# PROBLEM TO SOLVE
Leave out the pictures and reproduce all of the data exactly.

Dataset rows
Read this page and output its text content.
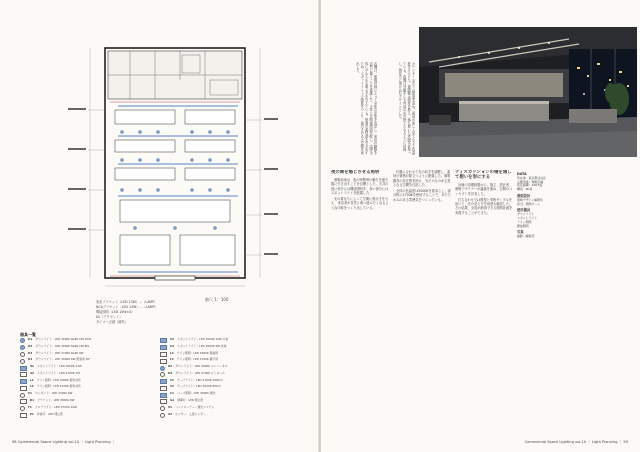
客室ブラケット（LED 13W）…（LAMP）
NCAブラケット（LED 13W）…（LAMP）
間接照明（LED 10W×4）
DL（アクセント）
タイマー点滅（調光）
縮尺 1：100
器具一覧
D1 ダウンライト：LED 3000K Ra90 CRI 10W
D2 ダウンライト：LED 3000K Ra90 CRI 8W
D3 ダウンライト：LED 2700K Ra90 9W
D4 ダウンライト：LED 3000K 6W 照射角 20°
S1 スポットライト：LED 3000K 11W
S2 スポットライト：LED 2700K 7W
L1 ライン照明：LED 3000K 調光対応
L2 ライン照明：LED 2700K 調光対応
P1 ペンダント：LED 2700K 6W
B1 ブラケット：LED 3000K 8W
F1 フロアライト：LED 2700K 10W
E1 非常灯：LED 埋込型
S3 スポットライト：LED 3000K 15W 中角
S4 スポットライト：LED 3000K 9W 狭角
L3 ライン照明：LED 3000K 間接用
L4 ライン照明：LED 2700K 棚下用
D5 ダウンライト：LED 3000K ユニバーサル
D6 ダウンライト：LED 2700K ピンホール
T1 テープライト：LED 2700K 10W/m
T2 テープライト：LED 3000K 6W/m
C1 コーブ照明：LED 3000K 調光
G1 誘導灯：LED 埋込型
X1 コントローラー：調光システム
X2 センサー：人感センサー
58 Commercial Space Lighting vol.10 ｜ Light Planning ｜
店舗は、照明計画によって全体の印象を決定し、来店の動線を自然に導くことを意識した。天井には間接照明を配し、空間全体にやわらかな明るさを与えている。壁面の素材感を引き出すため、スポットライトで陰影をつくり、奥行きのある空間を演出した。	カウンターまわりは照度を高め、商品が美しく見えるよう色温度をそろえた。通路側は照度を抑え、落ち着いた雰囲気を保っている。夜間は外観からも内部の光が感じられるように計画し、街並みに溶け込むデザインとした。
夜の関を感じさせる照明

照明計画は、夜の時間帯の魅力を最大限に引き出すことを目標とした。天井の低い部分には間接照明を、高い部分にはスポットライトを配置した。

光の重なりによって空間に奥行きを与え、来店者が自然と奥へ進みたくなるような印象をつくり出している。

什器に合わせて光の向きを調整し、素材の質感が際立つように配慮した。照明器具の存在感を抑え、光そのものが主役となる空間を目指した。

全体の色温度は3000Kを基本とし、部分的に2700Kを使用することで、あたたかみのある雰囲気をつくっている。

ディスカッションの場を通して想いを形にする

計画の初期段階から、施主、設計者、照明デザイナーが議論を重ね、空間のコンセプトを共有した。

打ち合わせでは模型と実物サンプルを用いて、光の見え方を何度も確認した。その結果、全員が納得できる照明計画を実現することができた。

DATA
所在地：東京都渋谷区
主要用途：物販店舗
延床面積：128.5㎡
構造：RC造
照明設計
照明デザイン事務所
担当：照明チーム
使用器具
ダウンライト
スポットライト
ライン照明
間接照明
写真
撮影：編集部
Commercial Space Lighting vol.10 ｜ Light Planning ｜ 59
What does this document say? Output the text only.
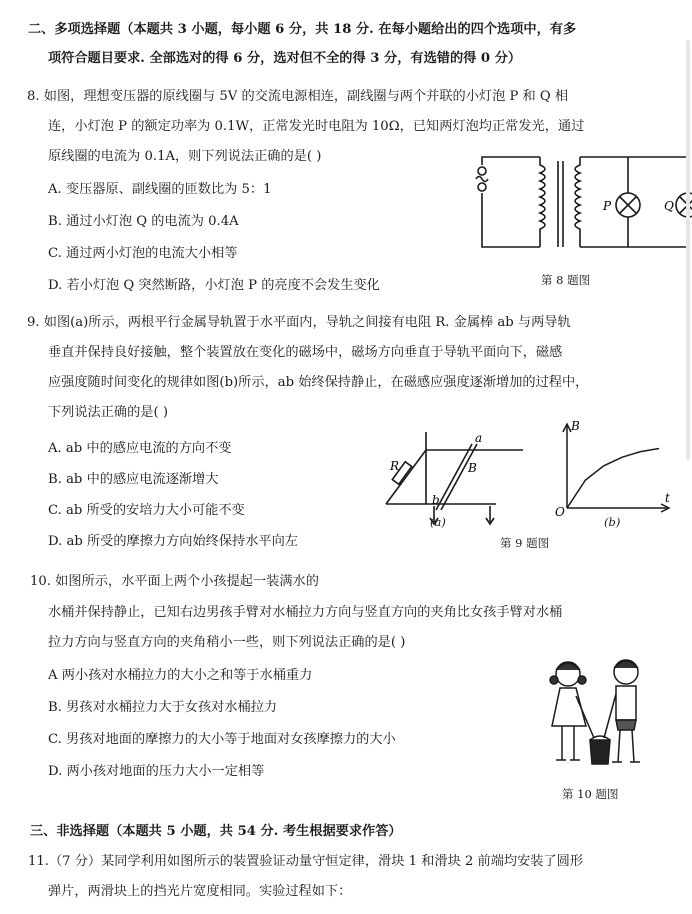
二、多项选择题（本题共 3 小题，每小题 6 分，共 18 分. 在每小题给出的四个选项中，有多
项符合题目要求. 全部选对的得 6 分，选对但不全的得 3 分，有选错的得 0 分）
8. 如图，理想变压器的原线圈与 5V 的交流电源相连，副线圈与两个并联的小灯泡 P 和 Q 相
连，小灯泡 P 的额定功率为 0.1W，正常发光时电阻为 10Ω，已知两灯泡均正常发光，通过
原线圈的电流为 0.1A，则下列说法正确的是( )
A. 变压器原、副线圈的匝数比为 5：1
B. 通过小灯泡 Q 的电流为 0.4A
C. 通过两小灯泡的电流大小相等
D. 若小灯泡 Q 突然断路，小灯泡 P 的亮度不会发生变化
P	Q
第 8 题图
9. 如图(a)所示，两根平行金属导轨置于水平面内，导轨之间接有电阻 R. 金属棒 ab 与两导轨
垂直并保持良好接触，整个装置放在变化的磁场中，磁场方向垂直于导轨平面向下，磁感
应强度随时间变化的规律如图(b)所示，ab 始终保持静止，在磁感应强度逐渐增加的过程中，
下列说法正确的是( )
A. ab 中的感应电流的方向不变
B. ab 中的感应电流逐渐增大
C. ab 所受的安培力大小可能不变
D. ab 所受的摩擦力方向始终保持水平向左
R
a
B
b
(a)
B
O
t
(b)
第 9 题图
10. 如图所示，水平面上两个小孩提起一装满水的
水桶并保持静止，已知右边男孩手臂对水桶拉力方向与竖直方向的夹角比女孩手臂对水桶
拉力方向与竖直方向的夹角稍小一些，则下列说法正确的是( )
A 两小孩对水桶拉力的大小之和等于水桶重力
B. 男孩对水桶拉力大于女孩对水桶拉力
C. 男孩对地面的摩擦力的大小等于地面对女孩摩擦力的大小
D. 两小孩对地面的压力大小一定相等
第 10 题图
三、非选择题（本题共 5 小题，共 54 分. 考生根据要求作答）
11.（7 分）某同学利用如图所示的装置验证动量守恒定律，滑块 1 和滑块 2 前端均安装了圆形
弹片，两滑块上的挡光片宽度相同。实验过程如下：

# RESPONSE
Read this page and output its text content.
客室ブラケット（LED 13W）…（LAMP）
NCAブラケット（LED 13W）…（LAMP）
間接照明（LED 10W×4）
DL（アクセント）
タイマー点滅（調光）
縮尺 1：100
器具一覧
D1 ダウンライト：LED 3000K Ra90 CRI 10W
D2 ダウンライト：LED 3000K Ra90 CRI 8W
D3 ダウンライト：LED 2700K Ra90 9W
D4 ダウンライト：LED 3000K 6W 照射角 20°
S1 スポットライト：LED 3000K 11W
S2 スポットライト：LED 2700K 7W
L1 ライン照明：LED 3000K 調光対応
L2 ライン照明：LED 2700K 調光対応
P1 ペンダント：LED 2700K 6W
B1 ブラケット：LED 3000K 8W
F1 フロアライト：LED 2700K 10W
E1 非常灯：LED 埋込型
S3 スポットライト：LED 3000K 15W 中角
S4 スポットライト：LED 3000K 9W 狭角
L3 ライン照明：LED 3000K 間接用
L4 ライン照明：LED 2700K 棚下用
D5 ダウンライト：LED 3000K ユニバーサル
D6 ダウンライト：LED 2700K ピンホール
T1 テープライト：LED 2700K 10W/m
T2 テープライト：LED 3000K 6W/m
C1 コーブ照明：LED 3000K 調光
G1 誘導灯：LED 埋込型
X1 コントローラー：調光システム
X2 センサー：人感センサー
58 Commercial Space Lighting vol.10 ｜ Light Planning ｜
店舗は、照明計画によって全体の印象を決定し、来店の動線を自然に導くことを意識した。天井には間接照明を配し、空間全体にやわらかな明るさを与えている。壁面の素材感を引き出すため、スポットライトで陰影をつくり、奥行きのある空間を演出した。	カウンターまわりは照度を高め、商品が美しく見えるよう色温度をそろえた。通路側は照度を抑え、落ち着いた雰囲気を保っている。夜間は外観からも内部の光が感じられるように計画し、街並みに溶け込むデザインとした。
夜の関を感じさせる照明

照明計画は、夜の時間帯の魅力を最大限に引き出すことを目標とした。天井の低い部分には間接照明を、高い部分にはスポットライトを配置した。

光の重なりによって空間に奥行きを与え、来店者が自然と奥へ進みたくなるような印象をつくり出している。

什器に合わせて光の向きを調整し、素材の質感が際立つように配慮した。照明器具の存在感を抑え、光そのものが主役となる空間を目指した。

全体の色温度は3000Kを基本とし、部分的に2700Kを使用することで、あたたかみのある雰囲気をつくっている。

ディスカッションの場を通して想いを形にする

計画の初期段階から、施主、設計者、照明デザイナーが議論を重ね、空間のコンセプトを共有した。

打ち合わせでは模型と実物サンプルを用いて、光の見え方を何度も確認した。その結果、全員が納得できる照明計画を実現することができた。

DATA
所在地：東京都渋谷区
主要用途：物販店舗
延床面積：128.5㎡
構造：RC造
照明設計
照明デザイン事務所
担当：照明チーム
使用器具
ダウンライト
スポットライト
ライン照明
間接照明
写真
撮影：編集部
Commercial Space Lighting vol.10 ｜ Light Planning ｜ 59
What does this document say? Output the text only.
二、多项选择题（本题共 3 小题，每小题 6 分，共 18 分. 在每小题给出的四个选项中，有多
项符合题目要求. 全部选对的得 6 分，选对但不全的得 3 分，有选错的得 0 分）
8. 如图，理想变压器的原线圈与 5V 的交流电源相连，副线圈与两个并联的小灯泡 P 和 Q 相
连，小灯泡 P 的额定功率为 0.1W，正常发光时电阻为 10Ω，已知两灯泡均正常发光，通过
原线圈的电流为 0.1A，则下列说法正确的是( )
A. 变压器原、副线圈的匝数比为 5：1
B. 通过小灯泡 Q 的电流为 0.4A
C. 通过两小灯泡的电流大小相等
D. 若小灯泡 Q 突然断路，小灯泡 P 的亮度不会发生变化
P	Q
第 8 题图
9. 如图(a)所示，两根平行金属导轨置于水平面内，导轨之间接有电阻 R. 金属棒 ab 与两导轨
垂直并保持良好接触，整个装置放在变化的磁场中，磁场方向垂直于导轨平面向下，磁感
应强度随时间变化的规律如图(b)所示，ab 始终保持静止，在磁感应强度逐渐增加的过程中，
下列说法正确的是( )
A. ab 中的感应电流的方向不变
B. ab 中的感应电流逐渐增大
C. ab 所受的安培力大小可能不变
D. ab 所受的摩擦力方向始终保持水平向左
R
a
B
b
(a)
B
O
t
(b)
第 9 题图
10. 如图所示，水平面上两个小孩提起一装满水的
水桶并保持静止，已知右边男孩手臂对水桶拉力方向与竖直方向的夹角比女孩手臂对水桶
拉力方向与竖直方向的夹角稍小一些，则下列说法正确的是( )
A 两小孩对水桶拉力的大小之和等于水桶重力
B. 男孩对水桶拉力大于女孩对水桶拉力
C. 男孩对地面的摩擦力的大小等于地面对女孩摩擦力的大小
D. 两小孩对地面的压力大小一定相等
第 10 题图
三、非选择题（本题共 5 小题，共 54 分. 考生根据要求作答）
11.（7 分）某同学利用如图所示的装置验证动量守恒定律，滑块 1 和滑块 2 前端均安装了圆形
弹片，两滑块上的挡光片宽度相同。实验过程如下：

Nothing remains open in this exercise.